··· THE DATA ···

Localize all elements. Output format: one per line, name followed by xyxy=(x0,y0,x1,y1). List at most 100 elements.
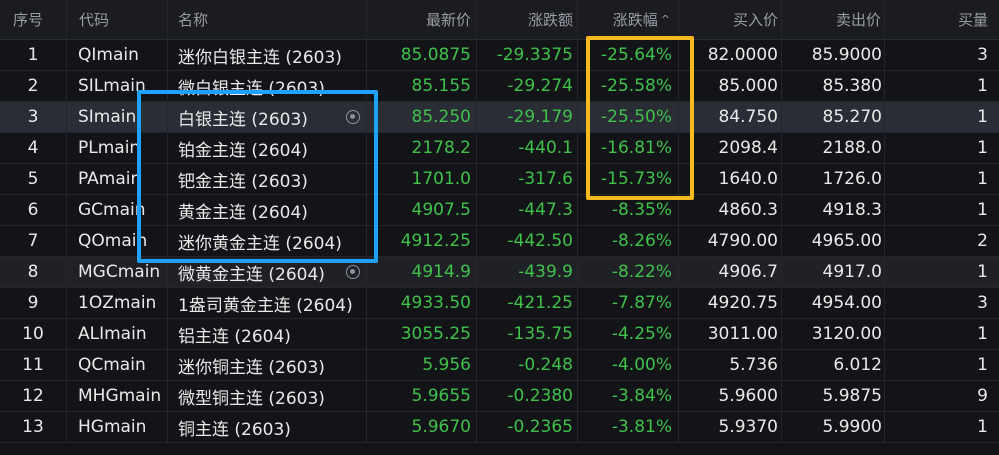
quote-table: 序号 代码 名称 最新价 涨跌额 涨跌幅 ^ 买入价 卖出价 买量 1 QIma… xyxy=(0,0,999,443)
table-row[interactable]: 1 QImain 迷你白银主连 (2603) 85.0875 -29.3375 … xyxy=(0,40,999,71)
col-header-ask[interactable]: 卖出价 xyxy=(782,0,885,39)
row-ask: 85.380 xyxy=(782,71,885,101)
row-index: 4 xyxy=(0,133,67,163)
row-change: -0.248 xyxy=(477,350,578,380)
table-row[interactable]: 2 SILmain 微白银主连 (2603) 85.155 -29.274 -2… xyxy=(0,71,999,102)
row-last-price: 4907.5 xyxy=(367,195,477,225)
row-name: 钯金主连 (2603) xyxy=(168,164,367,194)
row-code: 1OZmain xyxy=(67,288,168,318)
row-index: 6 xyxy=(0,195,67,225)
col-header-bid-qty[interactable]: 买量 xyxy=(885,0,999,39)
row-bid-qty: 1 xyxy=(977,417,988,437)
row-bid-qty: 1 xyxy=(977,355,988,375)
row-ask: 4954.00 xyxy=(782,288,885,318)
row-name: 微型铜主连 (2603) xyxy=(168,381,367,411)
row-name: 白银主连 (2603) xyxy=(168,102,367,132)
row-name: 迷你铜主连 (2603) xyxy=(168,350,367,380)
table-row[interactable]: 9 1OZmain 1盎司黄金主连 (2604) 4933.50 -421.25… xyxy=(0,288,999,319)
row-name: 1盎司黄金主连 (2604) xyxy=(168,288,367,318)
eye-icon[interactable] xyxy=(346,265,360,279)
row-bid: 2098.4 xyxy=(679,133,782,163)
table-row[interactable]: 10 ALImain 铝主连 (2604) 3055.25 -135.75 -4… xyxy=(0,319,999,350)
row-change-pct: -25.64% xyxy=(578,40,679,70)
row-ask: 4965.00 xyxy=(782,226,885,256)
table-row[interactable]: 5 PAmain 钯金主连 (2603) 1701.0 -317.6 -15.7… xyxy=(0,164,999,195)
row-change-pct: -25.50% xyxy=(578,102,679,132)
row-index: 9 xyxy=(0,288,67,318)
col-header-index[interactable]: 序号 xyxy=(0,0,67,39)
row-change: -447.3 xyxy=(477,195,578,225)
row-code: QOmain xyxy=(67,226,168,256)
row-last-price: 5.9655 xyxy=(367,381,477,411)
row-ask: 3120.00 xyxy=(782,319,885,349)
row-change: -29.3375 xyxy=(477,40,578,70)
row-change-pct: -16.81% xyxy=(578,133,679,163)
row-ask: 85.9000 xyxy=(782,40,885,70)
row-change: -439.9 xyxy=(477,257,578,287)
row-change: -135.75 xyxy=(477,319,578,349)
row-name: 铜主连 (2603) xyxy=(168,412,367,442)
row-bid: 4920.75 xyxy=(679,288,782,318)
row-code: SImain xyxy=(67,102,168,132)
table-row[interactable]: 11 QCmain 迷你铜主连 (2603) 5.956 -0.248 -4.0… xyxy=(0,350,999,381)
row-last-price: 4912.25 xyxy=(367,226,477,256)
col-header-change-pct-label: 涨跌幅 xyxy=(612,11,658,29)
row-bid-qty: 2 xyxy=(977,231,988,251)
row-name: 迷你黄金主连 (2604) xyxy=(168,226,367,256)
row-last-price: 4933.50 xyxy=(367,288,477,318)
row-last-price: 2178.2 xyxy=(367,133,477,163)
table-header: 序号 代码 名称 最新价 涨跌额 涨跌幅 ^ 买入价 卖出价 买量 xyxy=(0,0,999,40)
row-change: -29.274 xyxy=(477,71,578,101)
row-bid-qty: 1 xyxy=(977,76,988,96)
row-index: 11 xyxy=(0,350,67,380)
row-code: GCmain xyxy=(67,195,168,225)
row-index: 7 xyxy=(0,226,67,256)
col-header-name[interactable]: 名称 xyxy=(168,0,367,39)
row-change-pct: -7.87% xyxy=(578,288,679,318)
row-change: -0.2365 xyxy=(477,412,578,442)
eye-icon[interactable] xyxy=(346,110,360,124)
row-bid-qty: 3 xyxy=(977,293,988,313)
row-name: 迷你白银主连 (2603) xyxy=(168,40,367,70)
row-change-pct: -4.25% xyxy=(578,319,679,349)
col-header-last-price[interactable]: 最新价 xyxy=(367,0,477,39)
row-last-price: 5.9670 xyxy=(367,412,477,442)
row-change-pct: -3.81% xyxy=(578,412,679,442)
row-name: 铝主连 (2604) xyxy=(168,319,367,349)
row-last-price: 85.155 xyxy=(367,71,477,101)
row-last-price: 1701.0 xyxy=(367,164,477,194)
table-row[interactable]: 13 HGmain 铜主连 (2603) 5.9670 -0.2365 -3.8… xyxy=(0,412,999,443)
table-row-hover[interactable]: 8 MGCmain 微黄金主连 (2604) 4914.9 -439.9 -8.… xyxy=(0,257,999,288)
table-row[interactable]: 4 PLmain 铂金主连 (2604) 2178.2 -440.1 -16.8… xyxy=(0,133,999,164)
row-change-pct: -3.84% xyxy=(578,381,679,411)
table-row[interactable]: 6 GCmain 黄金主连 (2604) 4907.5 -447.3 -8.35… xyxy=(0,195,999,226)
row-change-pct: -4.00% xyxy=(578,350,679,380)
col-header-code[interactable]: 代码 xyxy=(67,0,168,39)
row-bid: 3011.00 xyxy=(679,319,782,349)
table-row-selected[interactable]: 3 SImain 白银主连 (2603) 85.250 -29.179 -25.… xyxy=(0,102,999,133)
row-change-pct: -15.73% xyxy=(578,164,679,194)
row-name: 微白银主连 (2603) xyxy=(168,71,367,101)
row-ask: 4917.0 xyxy=(782,257,885,287)
col-header-bid[interactable]: 买入价 xyxy=(679,0,782,39)
row-code: PLmain xyxy=(67,133,168,163)
row-bid: 4906.7 xyxy=(679,257,782,287)
sort-ascending-icon[interactable]: ^ xyxy=(661,13,670,26)
row-ask: 4918.3 xyxy=(782,195,885,225)
row-bid-qty: 1 xyxy=(977,324,988,344)
row-bid-qty: 3 xyxy=(977,45,988,65)
row-index: 10 xyxy=(0,319,67,349)
table-row[interactable]: 12 MHGmain 微型铜主连 (2603) 5.9655 -0.2380 -… xyxy=(0,381,999,412)
row-code: SILmain xyxy=(67,71,168,101)
row-bid-qty: 1 xyxy=(977,262,988,282)
row-code: MHGmain xyxy=(67,381,168,411)
row-name: 铂金主连 (2604) xyxy=(168,133,367,163)
row-bid-qty: 9 xyxy=(977,386,988,406)
row-index: 1 xyxy=(0,40,67,70)
row-ask: 5.9900 xyxy=(782,412,885,442)
row-index: 2 xyxy=(0,71,67,101)
row-code: MGCmain xyxy=(67,257,168,287)
table-row[interactable]: 7 QOmain 迷你黄金主连 (2604) 4912.25 -442.50 -… xyxy=(0,226,999,257)
col-header-change-pct[interactable]: 涨跌幅 ^ xyxy=(578,0,679,39)
col-header-change[interactable]: 涨跌额 xyxy=(477,0,578,39)
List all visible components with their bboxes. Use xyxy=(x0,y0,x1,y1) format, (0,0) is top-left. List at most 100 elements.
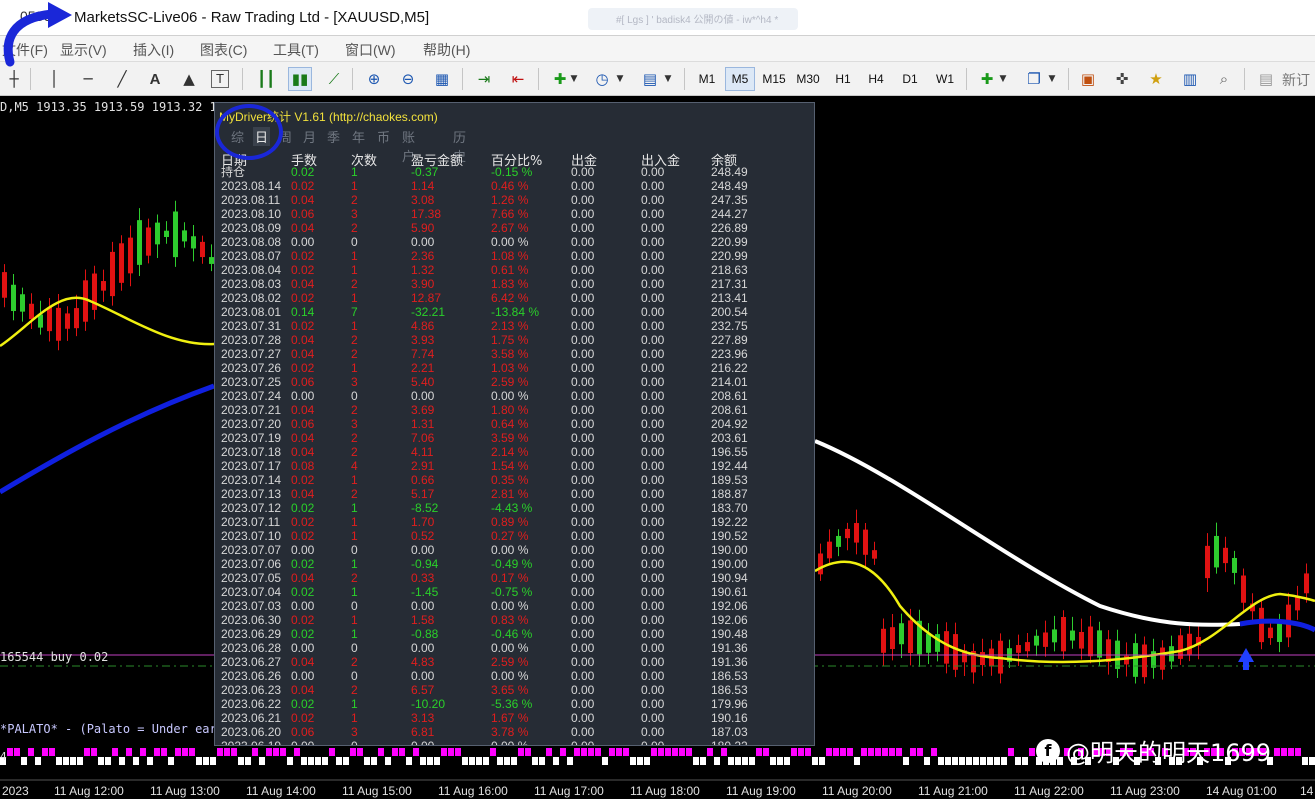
new-chart-icon[interactable]: ✚ xyxy=(975,67,999,91)
row-withdraw: 0.00 xyxy=(571,319,595,333)
chart-shift-icon[interactable]: ⇤ xyxy=(506,67,530,91)
timeframe-h1[interactable]: H1 xyxy=(828,67,858,91)
sub-indicator-bar xyxy=(399,748,405,756)
toolbar-separator xyxy=(462,68,463,90)
table-row: 2023.07.04 0.02 1 -1.45 -0.75 % 0.00 0.00 190.6… xyxy=(215,585,814,599)
row-percent: -0.49 % xyxy=(491,557,533,571)
candle-body xyxy=(146,227,151,256)
market-watch-icon[interactable]: ▣ xyxy=(1076,67,1100,91)
navigator-icon[interactable]: ✜ xyxy=(1110,67,1134,91)
candle-body xyxy=(1277,623,1282,642)
ma-white-line xyxy=(814,439,1241,627)
arrow-shape-icon[interactable]: ▲ xyxy=(177,67,201,91)
row-count: 2 xyxy=(351,277,358,291)
chevron-down-icon[interactable]: ▼ xyxy=(1046,67,1058,91)
row-in-out: 0.00 xyxy=(641,543,665,557)
timeframe-m30[interactable]: M30 xyxy=(793,67,823,91)
text-label-icon[interactable]: T xyxy=(211,70,229,88)
sub-indicator-bar xyxy=(357,748,363,756)
terminal-icon[interactable]: ▥ xyxy=(1178,67,1202,91)
table-row: 2023.07.26 0.02 1 2.21 1.03 % 0.00 0.00 216.22 xyxy=(215,361,814,375)
tab-year[interactable]: 年 xyxy=(352,127,365,146)
sub-indicator-bar xyxy=(70,757,76,765)
toolbar-separator xyxy=(966,68,967,90)
row-withdraw: 0.00 xyxy=(571,221,595,235)
vertical-line-icon[interactable]: │ xyxy=(42,67,66,91)
row-profit: 3.90 xyxy=(411,277,435,291)
row-date: 2023.07.25 xyxy=(221,375,282,389)
row-in-out: 0.00 xyxy=(641,697,665,711)
tile-windows-icon[interactable]: ▦ xyxy=(430,67,454,91)
timeframe-w1[interactable]: W1 xyxy=(930,67,960,91)
menu-charts[interactable]: 图表(C) xyxy=(200,40,247,60)
timeframe-h4[interactable]: H4 xyxy=(861,67,891,91)
row-in-out: 0.00 xyxy=(641,683,665,697)
sub-indicator-bar xyxy=(252,748,258,756)
trendline-icon[interactable]: ╱ xyxy=(110,67,134,91)
row-balance: 190.00 xyxy=(711,557,748,571)
chevron-down-icon[interactable]: ▼ xyxy=(568,67,580,91)
row-profit: 7.06 xyxy=(411,431,435,445)
chevron-down-icon[interactable]: ▼ xyxy=(662,67,674,91)
tab-month[interactable]: 月 xyxy=(303,127,316,146)
timeframe-d1[interactable]: D1 xyxy=(895,67,925,91)
chevron-down-icon[interactable]: ▼ xyxy=(997,67,1009,91)
row-count: 0 xyxy=(351,235,358,249)
crosshair-icon[interactable]: ┼ xyxy=(2,67,26,91)
menu-insert[interactable]: 插入(I) xyxy=(133,40,174,60)
tab-currency[interactable]: 币 xyxy=(377,127,390,146)
new-order-label[interactable]: 新订 xyxy=(1282,70,1310,90)
sub-indicator-bar xyxy=(1288,748,1294,756)
sub-indicator-bar xyxy=(1274,748,1280,756)
candle-body xyxy=(1205,545,1210,579)
row-date: 2023.07.27 xyxy=(221,347,282,361)
autoscroll-icon[interactable]: ⇥ xyxy=(472,67,496,91)
sub-indicator-bar xyxy=(462,757,468,765)
row-profit: 4.83 xyxy=(411,655,435,669)
menu-window[interactable]: 窗口(W) xyxy=(345,40,396,60)
row-date: 2023.06.28 xyxy=(221,641,282,655)
menu-tools[interactable]: 工具(T) xyxy=(273,40,319,60)
row-balance: 190.61 xyxy=(711,585,748,599)
row-in-out: 0.00 xyxy=(641,347,665,361)
row-count: 0 xyxy=(351,389,358,403)
row-count: 3 xyxy=(351,725,358,739)
row-in-out: 0.00 xyxy=(641,501,665,515)
zoom-out-icon[interactable]: ⊖ xyxy=(396,67,420,91)
sub-indicator-bar xyxy=(476,757,482,765)
sub-indicator-bar xyxy=(567,757,573,765)
row-lots: 0.04 xyxy=(291,571,315,585)
row-balance: 191.36 xyxy=(711,641,748,655)
chevron-down-icon[interactable]: ▼ xyxy=(614,67,626,91)
row-profit: 5.17 xyxy=(411,487,435,501)
timeframe-m15[interactable]: M15 xyxy=(759,67,789,91)
row-profit: 12.87 xyxy=(411,291,442,305)
row-date: 2023.06.21 xyxy=(221,711,282,725)
row-profit: 3.13 xyxy=(411,711,435,725)
sub-indicator-bar xyxy=(560,748,566,756)
timeframe-m5[interactable]: M5 xyxy=(725,67,755,91)
templates-icon[interactable]: ▤ xyxy=(638,67,662,91)
profiles-icon[interactable]: ❐ xyxy=(1022,67,1046,91)
timeframe-m1[interactable]: M1 xyxy=(692,67,722,91)
row-date: 2023.08.03 xyxy=(221,277,282,291)
tab-quarter[interactable]: 季 xyxy=(327,127,340,146)
line-chart-icon[interactable]: ⟋ xyxy=(322,67,346,91)
zoom-in-icon[interactable]: ⊕ xyxy=(362,67,386,91)
candle-body xyxy=(980,652,985,666)
row-lots: 0.02 xyxy=(291,613,315,627)
horizontal-line-icon[interactable]: ─ xyxy=(76,67,100,91)
row-lots: 0.08 xyxy=(291,459,315,473)
menu-help[interactable]: 帮助(H) xyxy=(423,40,470,60)
row-balance: 183.70 xyxy=(711,501,748,515)
new-order-icon[interactable]: ▤ xyxy=(1254,67,1278,91)
favorites-star-icon[interactable]: ★ xyxy=(1144,67,1168,91)
bar-chart-icon[interactable]: ┃┃ xyxy=(254,67,278,91)
periods-clock-icon[interactable]: ◷ xyxy=(590,67,614,91)
text-icon[interactable]: A xyxy=(143,67,167,91)
row-withdraw: 0.00 xyxy=(571,165,595,179)
time-axis-label: 11 Aug 14:00 xyxy=(246,784,316,798)
strategy-tester-icon[interactable]: ⌕ xyxy=(1212,67,1236,91)
sub-indicator-bar xyxy=(329,748,335,756)
candlestick-icon[interactable]: ▮▮ xyxy=(288,67,312,91)
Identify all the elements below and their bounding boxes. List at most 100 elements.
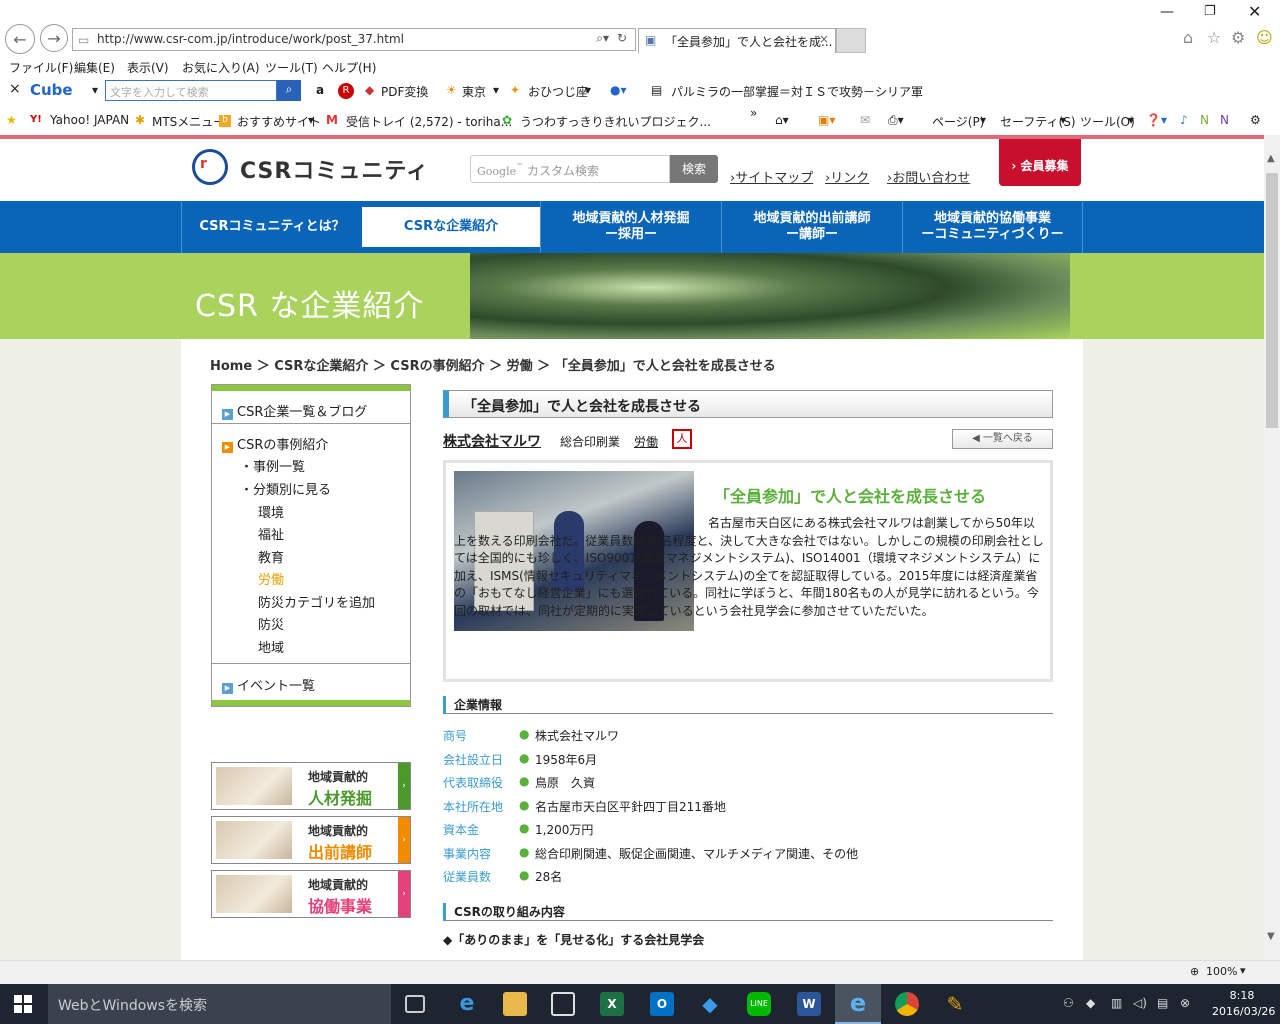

···

▶ **TASK STATEMENT**:
Copy the listing lines word for word, from the line containing "quote-table: 序号 代码" through the line containing "row-bid: 2098.4 xyxy=(679,133,782,163)", including both of those lines.

▶ **PROBLEM SOLUTION**:
quote-table: 序号 代码 名称 最新价 涨跌额 涨跌幅 ^ 买入价 卖出价 买量 1 QIma… xyxy=(0,0,999,443)
table-row[interactable]: 1 QImain 迷你白银主连 (2603) 85.0875 -29.3375 … xyxy=(0,40,999,71)
col-header-ask[interactable]: 卖出价 xyxy=(782,0,885,39)
row-ask: 85.380 xyxy=(782,71,885,101)
row-index: 4 xyxy=(0,133,67,163)
row-change: -0.248 xyxy=(477,350,578,380)
table-row[interactable]: 2 SILmain 微白银主连 (2603) 85.155 -29.274 -2… xyxy=(0,71,999,102)
row-last-price: 4907.5 xyxy=(367,195,477,225)
row-name: 钯金主连 (2603) xyxy=(168,164,367,194)
row-code: 1OZmain xyxy=(67,288,168,318)
row-index: 6 xyxy=(0,195,67,225)
col-header-bid-qty[interactable]: 买量 xyxy=(885,0,999,39)
row-bid-qty: 1 xyxy=(977,417,988,437)
row-bid-qty: 1 xyxy=(977,355,988,375)
row-ask: 4954.00 xyxy=(782,288,885,318)
row-name: 微型铜主连 (2603) xyxy=(168,381,367,411)
row-name: 白银主连 (2603) xyxy=(168,102,367,132)
row-name: 迷你铜主连 (2603) xyxy=(168,350,367,380)
table-row[interactable]: 9 1OZmain 1盎司黄金主连 (2604) 4933.50 -421.25… xyxy=(0,288,999,319)
row-name: 1盎司黄金主连 (2604) xyxy=(168,288,367,318)
eye-icon[interactable] xyxy=(346,265,360,279)
row-bid: 2098.4 xyxy=(679,133,782,163)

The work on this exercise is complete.